Entries from a dataset -
---

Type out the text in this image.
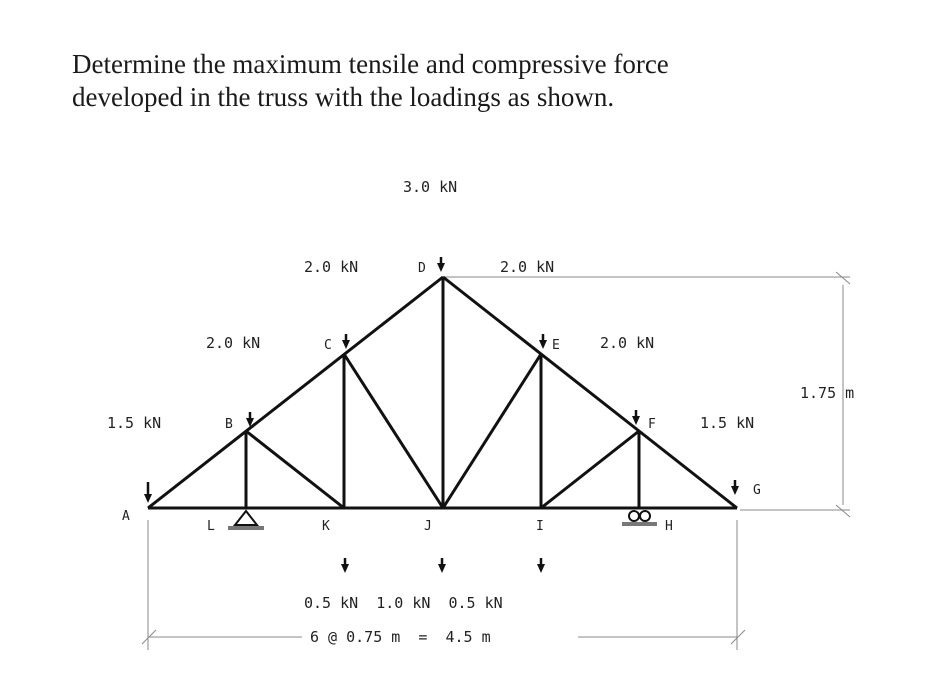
Determine the maximum tensile and compressive force
developed in the truss with the loadings as shown.
3.0 kN
2.0 kN	2.0 kN
2.0 kN	2.0 kN
1.5 kN	1.5 kN
0.5 kN  1.0 kN  0.5 kN
A
B
C
D
E
F
G
H
I
J
K
L
1.75 m
6 @ 0.75 m  =  4.5 m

---

Task to carry out -
Copy every line above word for word and exclude the pictures.

Finished exercise -
Type out the text in this image.
Determine the maximum tensile and compressive force
developed in the truss with the loadings as shown.
3.0 kN
2.0 kN	2.0 kN
2.0 kN	2.0 kN
1.5 kN	1.5 kN
0.5 kN  1.0 kN  0.5 kN
A
B
C
D
E
F
G
H
I
J
K
L
1.75 m
6 @ 0.75 m  =  4.5 m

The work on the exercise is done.